Instruction:
Render the material again word for word, skipping the pictures in it.

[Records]
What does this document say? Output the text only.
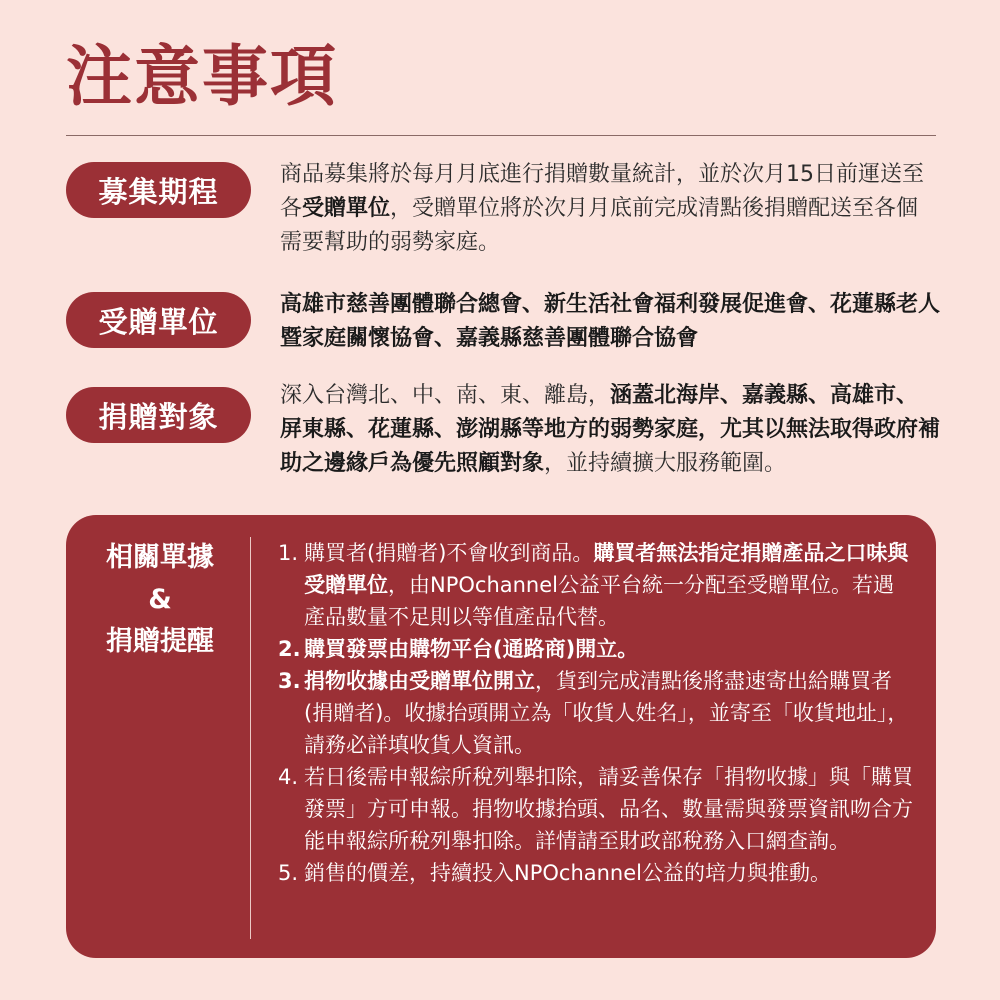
注意事項
募集期程	商品募集將於每月月底進行捐贈數量統計，並於次月15日前運送至各受贈單位，受贈單位將於次月月底前完成清點後捐贈配送至各個需要幫助的弱勢家庭。
受贈單位	高雄市慈善團體聯合總會、新生活社會福利發展促進會、花蓮縣老人暨家庭關懷協會、嘉義縣慈善團體聯合協會
捐贈對象
深入台灣北、中、南、東、離島，涵蓋北海岸、嘉義縣、高雄市、屏東縣、花蓮縣、澎湖縣等地方的弱勢家庭，尤其以無法取得政府補助之邊緣戶為優先照顧對象，並持續擴大服務範圍。
相關單據
&
捐贈提醒
1. 購買者(捐贈者)不會收到商品。購買者無法指定捐贈產品之口味與受贈單位，由NPOchannel公益平台統一分配至受贈單位。若遇產品數量不足則以等值產品代替。
2. 購買發票由購物平台(通路商)開立。
3. 捐物收據由受贈單位開立，貨到完成清點後將盡速寄出給購買者(捐贈者)。收據抬頭開立為「收貨人姓名」，並寄至「收貨地址」，請務必詳填收貨人資訊。
4. 若日後需申報綜所稅列舉扣除，請妥善保存「捐物收據」與「購買發票」方可申報。捐物收據抬頭、品名、數量需與發票資訊吻合方能申報綜所稅列舉扣除。詳情請至財政部稅務入口網查詢。
5. 銷售的價差，持續投入NPOchannel公益的培力與推動。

Solution to this problem:
What does this document say? Output the text only.
注意事項
募集期程	商品募集將於每月月底進行捐贈數量統計，並於次月15日前運送至各受贈單位，受贈單位將於次月月底前完成清點後捐贈配送至各個需要幫助的弱勢家庭。
受贈單位	高雄市慈善團體聯合總會、新生活社會福利發展促進會、花蓮縣老人暨家庭關懷協會、嘉義縣慈善團體聯合協會
捐贈對象
深入台灣北、中、南、東、離島，涵蓋北海岸、嘉義縣、高雄市、屏東縣、花蓮縣、澎湖縣等地方的弱勢家庭，尤其以無法取得政府補助之邊緣戶為優先照顧對象，並持續擴大服務範圍。
相關單據
&
捐贈提醒
1. 購買者(捐贈者)不會收到商品。購買者無法指定捐贈產品之口味與受贈單位，由NPOchannel公益平台統一分配至受贈單位。若遇產品數量不足則以等值產品代替。
2. 購買發票由購物平台(通路商)開立。
3. 捐物收據由受贈單位開立，貨到完成清點後將盡速寄出給購買者(捐贈者)。收據抬頭開立為「收貨人姓名」，並寄至「收貨地址」，請務必詳填收貨人資訊。
4. 若日後需申報綜所稅列舉扣除，請妥善保存「捐物收據」與「購買發票」方可申報。捐物收據抬頭、品名、數量需與發票資訊吻合方能申報綜所稅列舉扣除。詳情請至財政部稅務入口網查詢。
5. 銷售的價差，持續投入NPOchannel公益的培力與推動。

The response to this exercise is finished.